> **Given entries**
>> BEGIN

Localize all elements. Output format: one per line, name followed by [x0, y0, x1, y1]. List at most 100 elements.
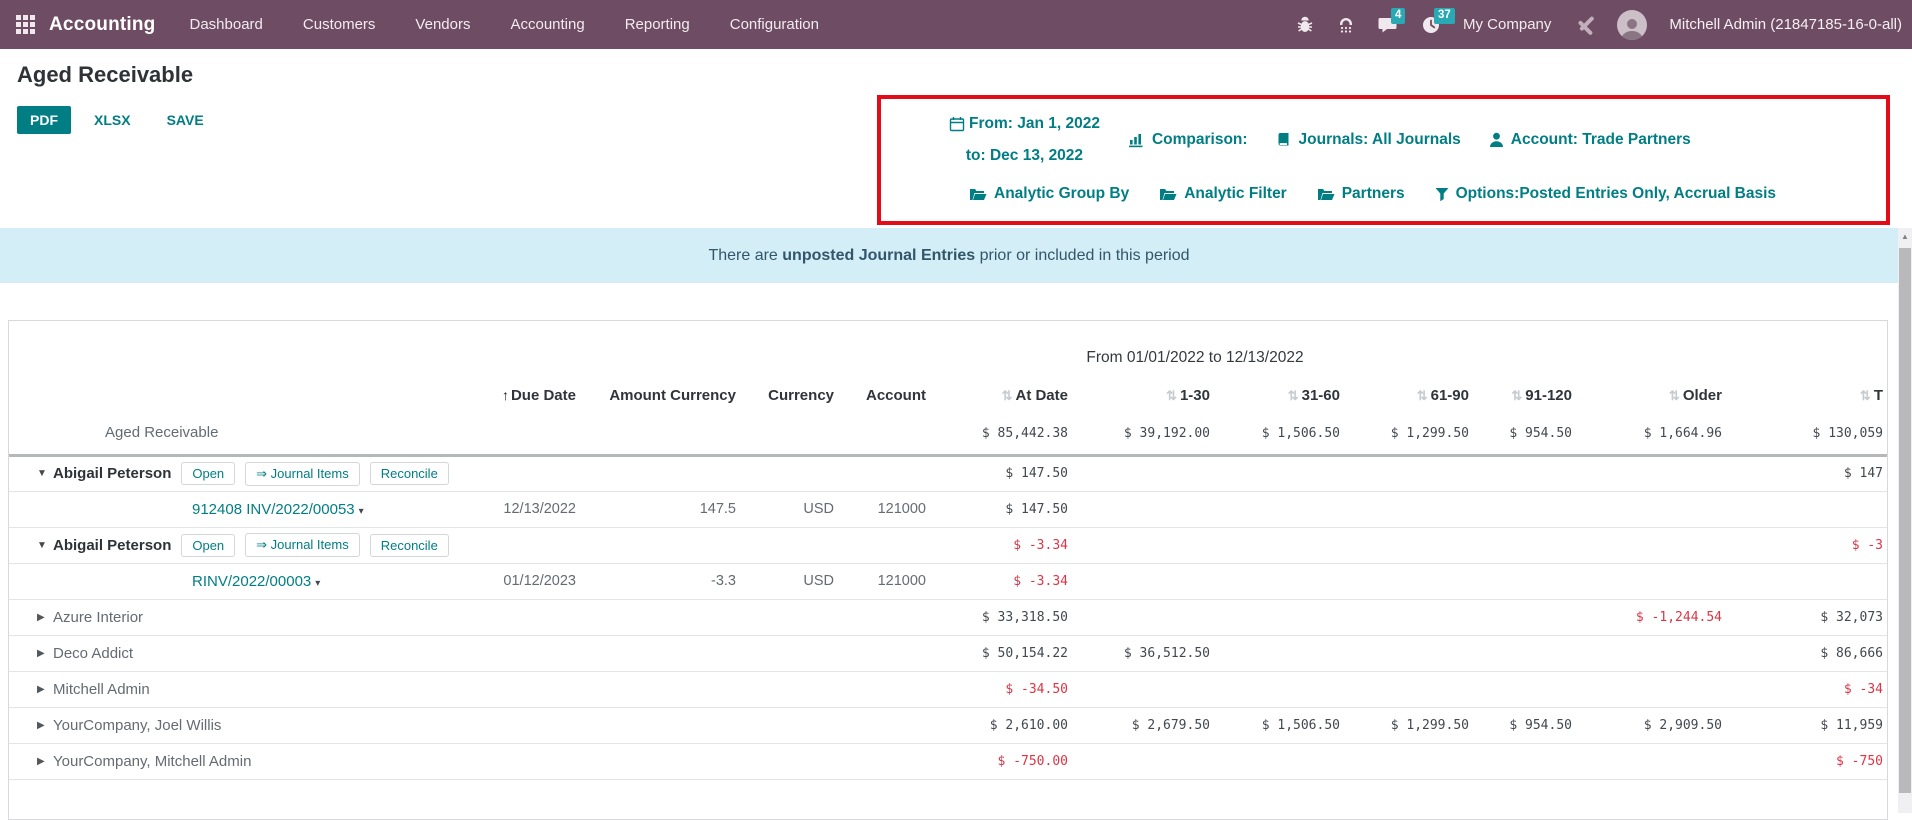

>> END
>> BEGIN

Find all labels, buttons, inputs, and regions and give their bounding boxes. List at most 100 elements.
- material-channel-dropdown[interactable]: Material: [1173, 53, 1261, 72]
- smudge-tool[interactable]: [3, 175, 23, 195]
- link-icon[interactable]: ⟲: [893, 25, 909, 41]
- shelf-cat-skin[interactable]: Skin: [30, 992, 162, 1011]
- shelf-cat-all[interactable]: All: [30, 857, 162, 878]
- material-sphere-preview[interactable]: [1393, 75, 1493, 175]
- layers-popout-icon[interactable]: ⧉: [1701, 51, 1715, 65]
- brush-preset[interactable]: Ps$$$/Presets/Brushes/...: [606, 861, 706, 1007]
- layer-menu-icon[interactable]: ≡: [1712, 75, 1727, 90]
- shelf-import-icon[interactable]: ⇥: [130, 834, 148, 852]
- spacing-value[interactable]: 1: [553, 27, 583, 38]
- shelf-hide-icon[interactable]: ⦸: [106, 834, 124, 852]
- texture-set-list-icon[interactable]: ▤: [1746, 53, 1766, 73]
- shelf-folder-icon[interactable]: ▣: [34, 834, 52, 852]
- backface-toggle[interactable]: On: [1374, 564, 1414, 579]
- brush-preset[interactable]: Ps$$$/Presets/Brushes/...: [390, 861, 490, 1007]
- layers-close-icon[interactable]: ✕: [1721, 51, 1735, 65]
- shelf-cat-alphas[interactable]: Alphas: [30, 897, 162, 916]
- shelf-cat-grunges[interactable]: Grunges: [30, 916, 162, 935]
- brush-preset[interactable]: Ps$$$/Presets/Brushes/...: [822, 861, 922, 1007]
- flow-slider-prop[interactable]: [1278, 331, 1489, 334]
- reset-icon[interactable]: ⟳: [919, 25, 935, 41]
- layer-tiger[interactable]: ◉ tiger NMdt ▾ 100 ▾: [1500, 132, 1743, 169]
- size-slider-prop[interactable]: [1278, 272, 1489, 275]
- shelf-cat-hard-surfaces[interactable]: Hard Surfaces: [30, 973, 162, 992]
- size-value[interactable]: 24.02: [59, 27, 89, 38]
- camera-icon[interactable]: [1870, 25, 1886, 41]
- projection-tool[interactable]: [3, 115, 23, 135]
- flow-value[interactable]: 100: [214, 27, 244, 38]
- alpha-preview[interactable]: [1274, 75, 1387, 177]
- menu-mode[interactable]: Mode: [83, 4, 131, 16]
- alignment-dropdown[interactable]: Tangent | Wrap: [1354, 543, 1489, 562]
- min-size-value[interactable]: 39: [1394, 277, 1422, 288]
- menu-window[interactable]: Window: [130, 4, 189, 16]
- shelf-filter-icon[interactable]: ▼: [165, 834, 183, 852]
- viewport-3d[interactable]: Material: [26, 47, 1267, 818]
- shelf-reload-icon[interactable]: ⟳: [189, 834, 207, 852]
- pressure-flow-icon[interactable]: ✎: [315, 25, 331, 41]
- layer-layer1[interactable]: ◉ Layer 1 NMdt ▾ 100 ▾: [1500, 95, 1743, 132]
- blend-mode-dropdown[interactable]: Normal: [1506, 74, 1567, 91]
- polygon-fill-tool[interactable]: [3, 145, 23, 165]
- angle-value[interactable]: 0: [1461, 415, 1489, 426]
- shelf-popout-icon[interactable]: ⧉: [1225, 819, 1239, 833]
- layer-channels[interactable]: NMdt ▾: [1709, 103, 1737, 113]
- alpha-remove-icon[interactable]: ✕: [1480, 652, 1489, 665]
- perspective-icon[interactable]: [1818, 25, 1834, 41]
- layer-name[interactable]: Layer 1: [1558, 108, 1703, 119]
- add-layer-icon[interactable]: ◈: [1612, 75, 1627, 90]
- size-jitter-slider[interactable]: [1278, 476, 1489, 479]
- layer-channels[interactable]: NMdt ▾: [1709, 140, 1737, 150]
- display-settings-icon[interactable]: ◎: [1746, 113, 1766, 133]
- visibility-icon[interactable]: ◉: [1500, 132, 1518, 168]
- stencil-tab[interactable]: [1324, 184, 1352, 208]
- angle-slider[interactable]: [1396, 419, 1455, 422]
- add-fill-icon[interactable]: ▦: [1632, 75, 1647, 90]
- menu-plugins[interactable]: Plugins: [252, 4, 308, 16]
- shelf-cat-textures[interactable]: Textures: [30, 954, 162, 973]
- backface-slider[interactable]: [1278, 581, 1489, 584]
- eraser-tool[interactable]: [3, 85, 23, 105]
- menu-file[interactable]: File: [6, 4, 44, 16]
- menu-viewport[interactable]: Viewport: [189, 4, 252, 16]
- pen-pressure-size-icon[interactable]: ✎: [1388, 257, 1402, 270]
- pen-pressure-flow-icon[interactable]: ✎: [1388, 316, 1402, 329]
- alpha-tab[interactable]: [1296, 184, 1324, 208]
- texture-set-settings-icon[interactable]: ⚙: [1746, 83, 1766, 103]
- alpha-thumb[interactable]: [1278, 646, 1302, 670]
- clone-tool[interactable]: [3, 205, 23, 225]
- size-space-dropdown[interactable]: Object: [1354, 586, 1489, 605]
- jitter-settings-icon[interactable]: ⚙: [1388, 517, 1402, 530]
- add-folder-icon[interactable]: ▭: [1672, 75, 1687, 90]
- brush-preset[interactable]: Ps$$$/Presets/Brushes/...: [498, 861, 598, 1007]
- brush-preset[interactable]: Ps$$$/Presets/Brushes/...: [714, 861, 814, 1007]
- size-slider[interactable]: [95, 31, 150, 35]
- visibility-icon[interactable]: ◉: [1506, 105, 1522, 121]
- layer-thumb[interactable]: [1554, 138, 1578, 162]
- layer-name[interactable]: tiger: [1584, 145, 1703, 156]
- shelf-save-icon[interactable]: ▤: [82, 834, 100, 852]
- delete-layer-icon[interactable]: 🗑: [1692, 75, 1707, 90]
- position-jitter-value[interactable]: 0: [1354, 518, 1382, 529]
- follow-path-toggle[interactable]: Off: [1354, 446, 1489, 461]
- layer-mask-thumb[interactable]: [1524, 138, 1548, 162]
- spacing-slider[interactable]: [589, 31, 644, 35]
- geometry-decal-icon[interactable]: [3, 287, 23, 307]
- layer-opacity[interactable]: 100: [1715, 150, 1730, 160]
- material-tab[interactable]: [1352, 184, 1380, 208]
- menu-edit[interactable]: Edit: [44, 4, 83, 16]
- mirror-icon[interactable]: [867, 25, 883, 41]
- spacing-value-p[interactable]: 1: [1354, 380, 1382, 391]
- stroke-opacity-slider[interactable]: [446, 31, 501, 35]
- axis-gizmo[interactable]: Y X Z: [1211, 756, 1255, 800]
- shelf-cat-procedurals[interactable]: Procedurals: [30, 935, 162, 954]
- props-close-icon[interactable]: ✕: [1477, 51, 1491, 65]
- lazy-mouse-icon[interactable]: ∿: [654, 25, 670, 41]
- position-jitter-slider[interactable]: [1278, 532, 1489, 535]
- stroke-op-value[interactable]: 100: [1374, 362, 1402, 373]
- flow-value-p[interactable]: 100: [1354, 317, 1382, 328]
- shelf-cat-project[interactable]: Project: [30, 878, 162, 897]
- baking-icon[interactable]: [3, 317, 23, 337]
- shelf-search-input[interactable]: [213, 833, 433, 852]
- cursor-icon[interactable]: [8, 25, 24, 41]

>> END

> **Set exercise**
Rewrite the stretch of the entries from the line containing "Find all labels, buttons, inputs, and" through the line containing "- shelf-folder-icon[interactable]: ▣: [34, 834, 52, 852]", swapping "smudge-tool" for "blur-tool" and keeping everything else the same.

> **Result of the task**
Find all labels, buttons, inputs, and regions and give their bounding boxes. List at most 100 elements.
- material-channel-dropdown[interactable]: Material: [1173, 53, 1261, 72]
- blur-tool[interactable]: [3, 175, 23, 195]
- link-icon[interactable]: ⟲: [893, 25, 909, 41]
- shelf-cat-skin[interactable]: Skin: [30, 992, 162, 1011]
- shelf-cat-all[interactable]: All: [30, 857, 162, 878]
- material-sphere-preview[interactable]: [1393, 75, 1493, 175]
- layers-popout-icon[interactable]: ⧉: [1701, 51, 1715, 65]
- brush-preset[interactable]: Ps$$$/Presets/Brushes/...: [606, 861, 706, 1007]
- layer-menu-icon[interactable]: ≡: [1712, 75, 1727, 90]
- shelf-import-icon[interactable]: ⇥: [130, 834, 148, 852]
- spacing-value[interactable]: 1: [553, 27, 583, 38]
- shelf-hide-icon[interactable]: ⦸: [106, 834, 124, 852]
- texture-set-list-icon[interactable]: ▤: [1746, 53, 1766, 73]
- shelf-folder-icon[interactable]: ▣: [34, 834, 52, 852]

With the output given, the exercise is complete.